Brief:
Set down, in full, every record in the block.
[START]
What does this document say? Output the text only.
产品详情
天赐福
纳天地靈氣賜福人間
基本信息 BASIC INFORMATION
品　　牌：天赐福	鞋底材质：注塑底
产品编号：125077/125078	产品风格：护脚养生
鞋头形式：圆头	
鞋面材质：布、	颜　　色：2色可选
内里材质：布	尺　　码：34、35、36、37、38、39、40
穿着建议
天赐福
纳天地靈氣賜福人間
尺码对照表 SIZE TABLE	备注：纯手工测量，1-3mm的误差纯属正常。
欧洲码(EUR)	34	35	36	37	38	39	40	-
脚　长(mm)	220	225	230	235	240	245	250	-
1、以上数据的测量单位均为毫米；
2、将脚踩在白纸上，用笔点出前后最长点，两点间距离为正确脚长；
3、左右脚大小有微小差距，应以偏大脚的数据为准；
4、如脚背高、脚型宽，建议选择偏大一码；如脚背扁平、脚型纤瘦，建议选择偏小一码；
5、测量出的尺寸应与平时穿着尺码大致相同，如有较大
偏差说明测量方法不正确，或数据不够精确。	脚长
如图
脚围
[END]
The reply:
What does this document say? Output the text only.
产品详情
天赐福
纳天地靈氣賜福人間
基本信息 BASIC INFORMATION
品　　牌：天赐福	鞋底材质：注塑底
产品编号：125077/125078	产品风格：护脚养生
鞋头形式：圆头	
鞋面材质：布、	颜　　色：2色可选
内里材质：布	尺　　码：34、35、36、37、38、39、40
穿着建议
天赐福
纳天地靈氣賜福人間
尺码对照表 SIZE TABLE	备注：纯手工测量，1-3mm的误差纯属正常。
欧洲码(EUR)	34	35	36	37	38	39	40	-
脚　长(mm)	220	225	230	235	240	245	250	-
1、以上数据的测量单位均为毫米；
2、将脚踩在白纸上，用笔点出前后最长点，两点间距离为正确脚长；
3、左右脚大小有微小差距，应以偏大脚的数据为准；
4、如脚背高、脚型宽，建议选择偏大一码；如脚背扁平、脚型纤瘦，建议选择偏小一码；
5、测量出的尺寸应与平时穿着尺码大致相同，如有较大
偏差说明测量方法不正确，或数据不够精确。	脚长
如图
脚围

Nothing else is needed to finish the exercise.